→ Listed entries
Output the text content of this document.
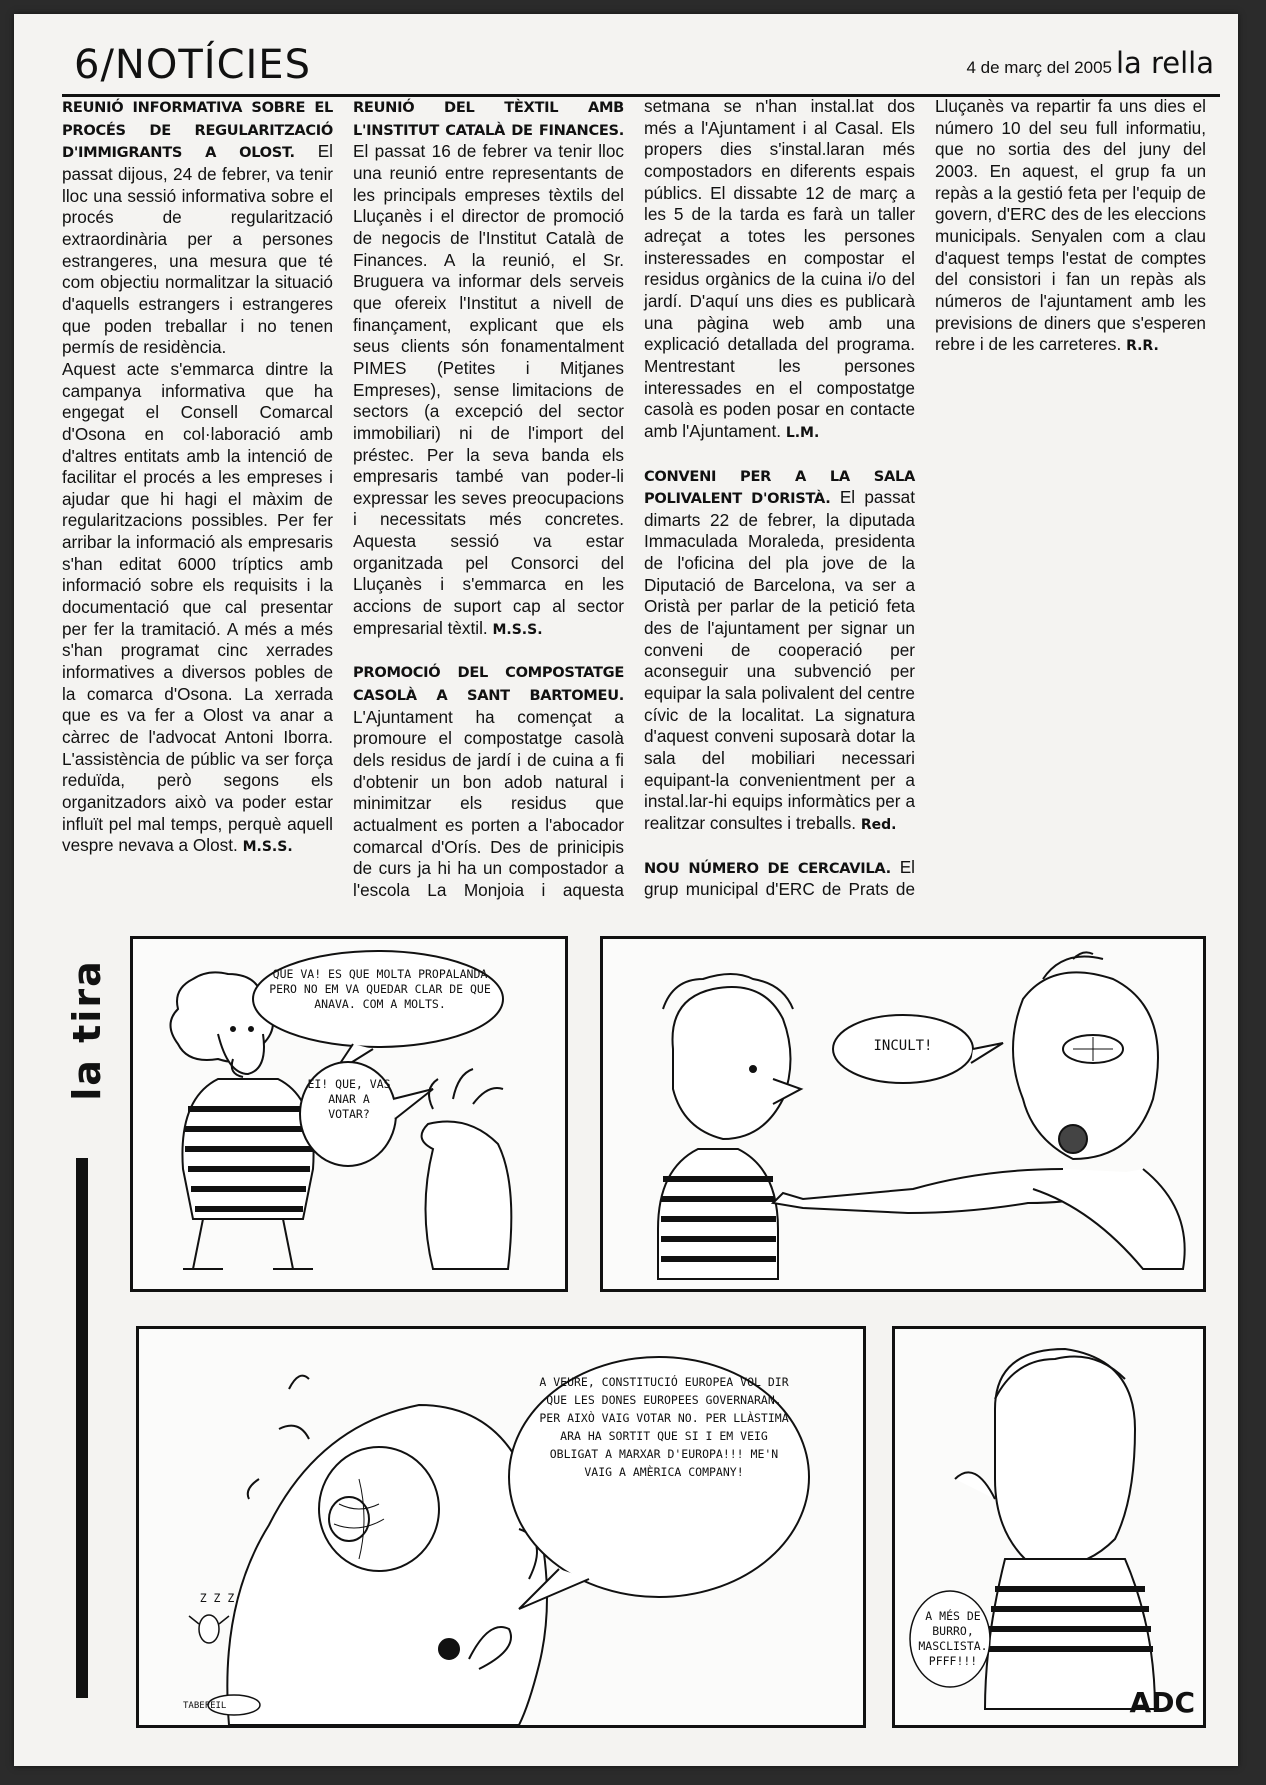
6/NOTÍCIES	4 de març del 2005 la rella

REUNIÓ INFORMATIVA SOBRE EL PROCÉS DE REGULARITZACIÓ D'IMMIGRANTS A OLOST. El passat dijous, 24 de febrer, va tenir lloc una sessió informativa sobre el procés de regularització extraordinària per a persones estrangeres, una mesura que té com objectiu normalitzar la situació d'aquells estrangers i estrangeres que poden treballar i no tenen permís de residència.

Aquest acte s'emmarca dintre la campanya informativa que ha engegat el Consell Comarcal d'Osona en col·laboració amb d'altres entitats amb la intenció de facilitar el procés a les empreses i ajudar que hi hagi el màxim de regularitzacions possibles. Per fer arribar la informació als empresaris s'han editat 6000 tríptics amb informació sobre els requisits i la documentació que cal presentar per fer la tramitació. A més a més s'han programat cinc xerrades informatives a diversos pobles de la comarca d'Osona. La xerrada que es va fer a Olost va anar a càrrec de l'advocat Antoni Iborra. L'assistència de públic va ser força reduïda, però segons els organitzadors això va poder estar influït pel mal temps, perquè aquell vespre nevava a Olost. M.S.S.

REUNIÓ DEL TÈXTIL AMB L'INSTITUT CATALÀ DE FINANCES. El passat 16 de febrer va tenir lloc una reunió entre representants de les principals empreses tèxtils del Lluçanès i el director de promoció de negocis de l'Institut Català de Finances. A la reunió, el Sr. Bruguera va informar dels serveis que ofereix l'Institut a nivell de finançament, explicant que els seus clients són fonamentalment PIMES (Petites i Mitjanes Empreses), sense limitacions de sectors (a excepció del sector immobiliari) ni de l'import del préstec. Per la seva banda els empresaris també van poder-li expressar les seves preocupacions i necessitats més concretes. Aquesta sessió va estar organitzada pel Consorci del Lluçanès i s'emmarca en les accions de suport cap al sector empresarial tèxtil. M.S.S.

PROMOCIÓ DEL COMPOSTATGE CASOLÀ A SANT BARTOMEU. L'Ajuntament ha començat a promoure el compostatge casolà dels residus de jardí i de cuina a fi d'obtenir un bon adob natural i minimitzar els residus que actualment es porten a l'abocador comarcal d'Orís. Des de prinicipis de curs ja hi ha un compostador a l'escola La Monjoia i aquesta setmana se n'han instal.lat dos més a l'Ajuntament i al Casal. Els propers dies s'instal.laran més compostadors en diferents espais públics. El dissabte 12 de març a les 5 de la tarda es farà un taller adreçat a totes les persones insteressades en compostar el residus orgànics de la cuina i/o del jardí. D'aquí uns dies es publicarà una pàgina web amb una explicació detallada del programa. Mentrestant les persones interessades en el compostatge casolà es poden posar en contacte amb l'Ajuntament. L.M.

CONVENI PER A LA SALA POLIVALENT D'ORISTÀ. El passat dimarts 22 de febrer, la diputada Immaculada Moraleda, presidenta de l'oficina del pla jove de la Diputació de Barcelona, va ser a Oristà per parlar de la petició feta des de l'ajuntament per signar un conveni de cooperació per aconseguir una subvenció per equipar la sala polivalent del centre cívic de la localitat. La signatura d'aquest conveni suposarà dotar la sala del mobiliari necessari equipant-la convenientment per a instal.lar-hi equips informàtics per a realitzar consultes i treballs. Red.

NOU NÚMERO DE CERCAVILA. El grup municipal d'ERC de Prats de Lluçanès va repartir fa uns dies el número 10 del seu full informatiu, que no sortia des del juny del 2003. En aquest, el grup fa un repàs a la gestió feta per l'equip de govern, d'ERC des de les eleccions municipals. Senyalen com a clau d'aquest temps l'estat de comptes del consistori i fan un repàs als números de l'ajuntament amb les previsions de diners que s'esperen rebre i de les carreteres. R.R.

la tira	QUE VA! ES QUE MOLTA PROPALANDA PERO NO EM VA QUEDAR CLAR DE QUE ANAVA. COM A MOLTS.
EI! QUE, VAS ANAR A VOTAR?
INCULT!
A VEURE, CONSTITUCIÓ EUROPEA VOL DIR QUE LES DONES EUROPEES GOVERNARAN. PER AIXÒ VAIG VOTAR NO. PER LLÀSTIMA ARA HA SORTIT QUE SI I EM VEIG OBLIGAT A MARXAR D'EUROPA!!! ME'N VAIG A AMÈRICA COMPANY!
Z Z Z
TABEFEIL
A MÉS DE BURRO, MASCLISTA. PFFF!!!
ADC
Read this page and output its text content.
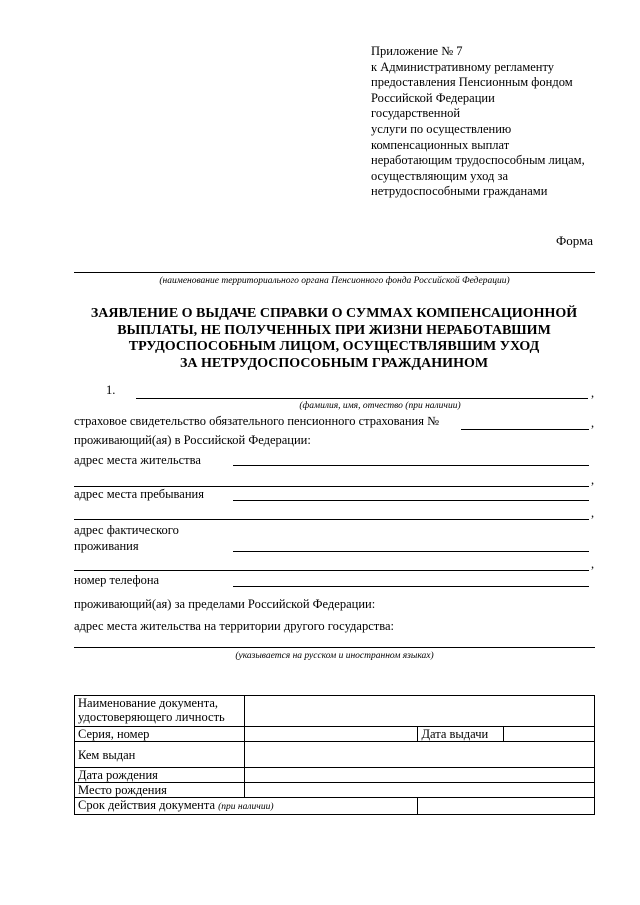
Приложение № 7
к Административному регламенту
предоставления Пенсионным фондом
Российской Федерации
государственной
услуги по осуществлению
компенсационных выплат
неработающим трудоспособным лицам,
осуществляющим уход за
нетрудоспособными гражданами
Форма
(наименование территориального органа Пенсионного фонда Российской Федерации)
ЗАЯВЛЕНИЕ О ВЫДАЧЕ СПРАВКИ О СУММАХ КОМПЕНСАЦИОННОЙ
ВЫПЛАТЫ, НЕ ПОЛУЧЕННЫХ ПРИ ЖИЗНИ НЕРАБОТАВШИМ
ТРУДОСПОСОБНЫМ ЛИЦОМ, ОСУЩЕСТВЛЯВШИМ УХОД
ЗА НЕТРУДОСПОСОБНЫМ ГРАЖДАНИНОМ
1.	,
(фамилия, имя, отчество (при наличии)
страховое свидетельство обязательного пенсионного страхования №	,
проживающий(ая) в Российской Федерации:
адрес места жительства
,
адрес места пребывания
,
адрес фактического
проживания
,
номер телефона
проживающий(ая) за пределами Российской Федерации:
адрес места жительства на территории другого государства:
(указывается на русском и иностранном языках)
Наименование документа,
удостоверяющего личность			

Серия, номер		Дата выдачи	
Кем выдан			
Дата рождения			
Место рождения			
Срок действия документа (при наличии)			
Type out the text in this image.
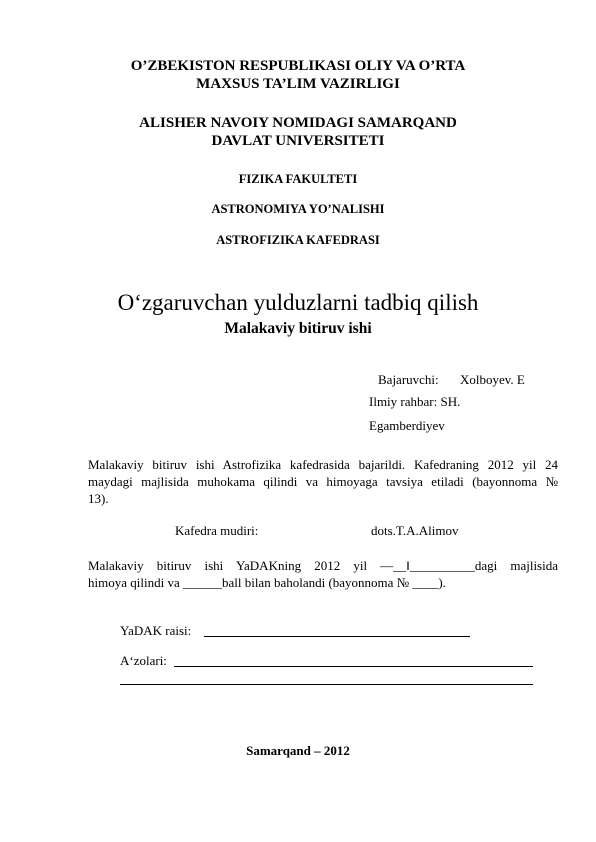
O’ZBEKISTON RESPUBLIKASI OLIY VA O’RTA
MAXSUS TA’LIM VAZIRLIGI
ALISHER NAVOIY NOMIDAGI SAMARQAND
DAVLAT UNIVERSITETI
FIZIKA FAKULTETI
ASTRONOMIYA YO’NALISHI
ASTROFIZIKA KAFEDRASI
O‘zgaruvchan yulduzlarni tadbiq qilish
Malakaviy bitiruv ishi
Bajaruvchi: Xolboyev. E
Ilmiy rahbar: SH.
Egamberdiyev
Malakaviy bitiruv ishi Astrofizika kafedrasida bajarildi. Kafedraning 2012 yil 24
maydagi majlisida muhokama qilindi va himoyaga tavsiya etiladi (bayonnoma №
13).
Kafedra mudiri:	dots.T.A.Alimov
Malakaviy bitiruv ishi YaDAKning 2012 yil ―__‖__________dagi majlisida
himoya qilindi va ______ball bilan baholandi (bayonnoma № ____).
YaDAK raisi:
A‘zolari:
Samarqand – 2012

→ What to do
The entries above should be reproduced exactly, without their pictures.

→ Exercise answer
Output the text content of this document.
6/NOTÍCIES	4 de març del 2005 la rella

REUNIÓ INFORMATIVA SOBRE EL PROCÉS DE REGULARITZACIÓ D'IMMIGRANTS A OLOST. El passat dijous, 24 de febrer, va tenir lloc una sessió informativa sobre el procés de regularització extraordinària per a persones estrangeres, una mesura que té com objectiu normalitzar la situació d'aquells estrangers i estrangeres que poden treballar i no tenen permís de residència.

Aquest acte s'emmarca dintre la campanya informativa que ha engegat el Consell Comarcal d'Osona en col·laboració amb d'altres entitats amb la intenció de facilitar el procés a les empreses i ajudar que hi hagi el màxim de regularitzacions possibles. Per fer arribar la informació als empresaris s'han editat 6000 tríptics amb informació sobre els requisits i la documentació que cal presentar per fer la tramitació. A més a més s'han programat cinc xerrades informatives a diversos pobles de la comarca d'Osona. La xerrada que es va fer a Olost va anar a càrrec de l'advocat Antoni Iborra. L'assistència de públic va ser força reduïda, però segons els organitzadors això va poder estar influït pel mal temps, perquè aquell vespre nevava a Olost. M.S.S.

REUNIÓ DEL TÈXTIL AMB L'INSTITUT CATALÀ DE FINANCES. El passat 16 de febrer va tenir lloc una reunió entre representants de les principals empreses tèxtils del Lluçanès i el director de promoció de negocis de l'Institut Català de Finances. A la reunió, el Sr. Bruguera va informar dels serveis que ofereix l'Institut a nivell de finançament, explicant que els seus clients són fonamentalment PIMES (Petites i Mitjanes Empreses), sense limitacions de sectors (a excepció del sector immobiliari) ni de l'import del préstec. Per la seva banda els empresaris també van poder-li expressar les seves preocupacions i necessitats més concretes. Aquesta sessió va estar organitzada pel Consorci del Lluçanès i s'emmarca en les accions de suport cap al sector empresarial tèxtil. M.S.S.

PROMOCIÓ DEL COMPOSTATGE CASOLÀ A SANT BARTOMEU. L'Ajuntament ha començat a promoure el compostatge casolà dels residus de jardí i de cuina a fi d'obtenir un bon adob natural i minimitzar els residus que actualment es porten a l'abocador comarcal d'Orís. Des de prinicipis de curs ja hi ha un compostador a l'escola La Monjoia i aquesta setmana se n'han instal.lat dos més a l'Ajuntament i al Casal. Els propers dies s'instal.laran més compostadors en diferents espais públics. El dissabte 12 de març a les 5 de la tarda es farà un taller adreçat a totes les persones insteressades en compostar el residus orgànics de la cuina i/o del jardí. D'aquí uns dies es publicarà una pàgina web amb una explicació detallada del programa. Mentrestant les persones interessades en el compostatge casolà es poden posar en contacte amb l'Ajuntament. L.M.

CONVENI PER A LA SALA POLIVALENT D'ORISTÀ. El passat dimarts 22 de febrer, la diputada Immaculada Moraleda, presidenta de l'oficina del pla jove de la Diputació de Barcelona, va ser a Oristà per parlar de la petició feta des de l'ajuntament per signar un conveni de cooperació per aconseguir una subvenció per equipar la sala polivalent del centre cívic de la localitat. La signatura d'aquest conveni suposarà dotar la sala del mobiliari necessari equipant-la convenientment per a instal.lar-hi equips informàtics per a realitzar consultes i treballs. Red.

NOU NÚMERO DE CERCAVILA. El grup municipal d'ERC de Prats de Lluçanès va repartir fa uns dies el número 10 del seu full informatiu, que no sortia des del juny del 2003. En aquest, el grup fa un repàs a la gestió feta per l'equip de govern, d'ERC des de les eleccions municipals. Senyalen com a clau d'aquest temps l'estat de comptes del consistori i fan un repàs als números de l'ajuntament amb les previsions de diners que s'esperen rebre i de les carreteres. R.R.

la tira	QUE VA! ES QUE MOLTA PROPALANDA PERO NO EM VA QUEDAR CLAR DE QUE ANAVA. COM A MOLTS.
EI! QUE, VAS ANAR A VOTAR?
INCULT!
A VEURE, CONSTITUCIÓ EUROPEA VOL DIR QUE LES DONES EUROPEES GOVERNARAN. PER AIXÒ VAIG VOTAR NO. PER LLÀSTIMA ARA HA SORTIT QUE SI I EM VEIG OBLIGAT A MARXAR D'EUROPA!!! ME'N VAIG A AMÈRICA COMPANY!
Z Z Z
TABEFEIL
A MÉS DE BURRO, MASCLISTA. PFFF!!!
ADC
Read this page and output its text content.
Приложение № 7
к Административному регламенту
предоставления Пенсионным фондом
Российской Федерации
государственной
услуги по осуществлению
компенсационных выплат
неработающим трудоспособным лицам,
осуществляющим уход за
нетрудоспособными гражданами
Форма
(наименование территориального органа Пенсионного фонда Российской Федерации)
ЗАЯВЛЕНИЕ О ВЫДАЧЕ СПРАВКИ О СУММАХ КОМПЕНСАЦИОННОЙ
ВЫПЛАТЫ, НЕ ПОЛУЧЕННЫХ ПРИ ЖИЗНИ НЕРАБОТАВШИМ
ТРУДОСПОСОБНЫМ ЛИЦОМ, ОСУЩЕСТВЛЯВШИМ УХОД
ЗА НЕТРУДОСПОСОБНЫМ ГРАЖДАНИНОМ
1.	,
(фамилия, имя, отчество (при наличии)
страховое свидетельство обязательного пенсионного страхования №	,
проживающий(ая) в Российской Федерации:
адрес места жительства
,
адрес места пребывания
,
адрес фактического
проживания
,
номер телефона
проживающий(ая) за пределами Российской Федерации:
адрес места жительства на территории другого государства:
(указывается на русском и иностранном языках)
Наименование документа,
удостоверяющего личность			

Серия, номер		Дата выдачи	
Кем выдан			
Дата рождения			
Место рождения			
Срок действия документа (при наличии)			
Type out the text in this image.
O’ZBEKISTON RESPUBLIKASI OLIY VA O’RTA
MAXSUS TA’LIM VAZIRLIGI
ALISHER NAVOIY NOMIDAGI SAMARQAND
DAVLAT UNIVERSITETI
FIZIKA FAKULTETI
ASTRONOMIYA YO’NALISHI
ASTROFIZIKA KAFEDRASI
O‘zgaruvchan yulduzlarni tadbiq qilish
Malakaviy bitiruv ishi
Bajaruvchi: Xolboyev. E
Ilmiy rahbar: SH.
Egamberdiyev
Malakaviy bitiruv ishi Astrofizika kafedrasida bajarildi. Kafedraning 2012 yil 24
maydagi majlisida muhokama qilindi va himoyaga tavsiya etiladi (bayonnoma №
13).
Kafedra mudiri:	dots.T.A.Alimov
Malakaviy bitiruv ishi YaDAKning 2012 yil ―__‖__________dagi majlisida
himoya qilindi va ______ball bilan baholandi (bayonnoma № ____).
YaDAK raisi:
A‘zolari:
Samarqand – 2012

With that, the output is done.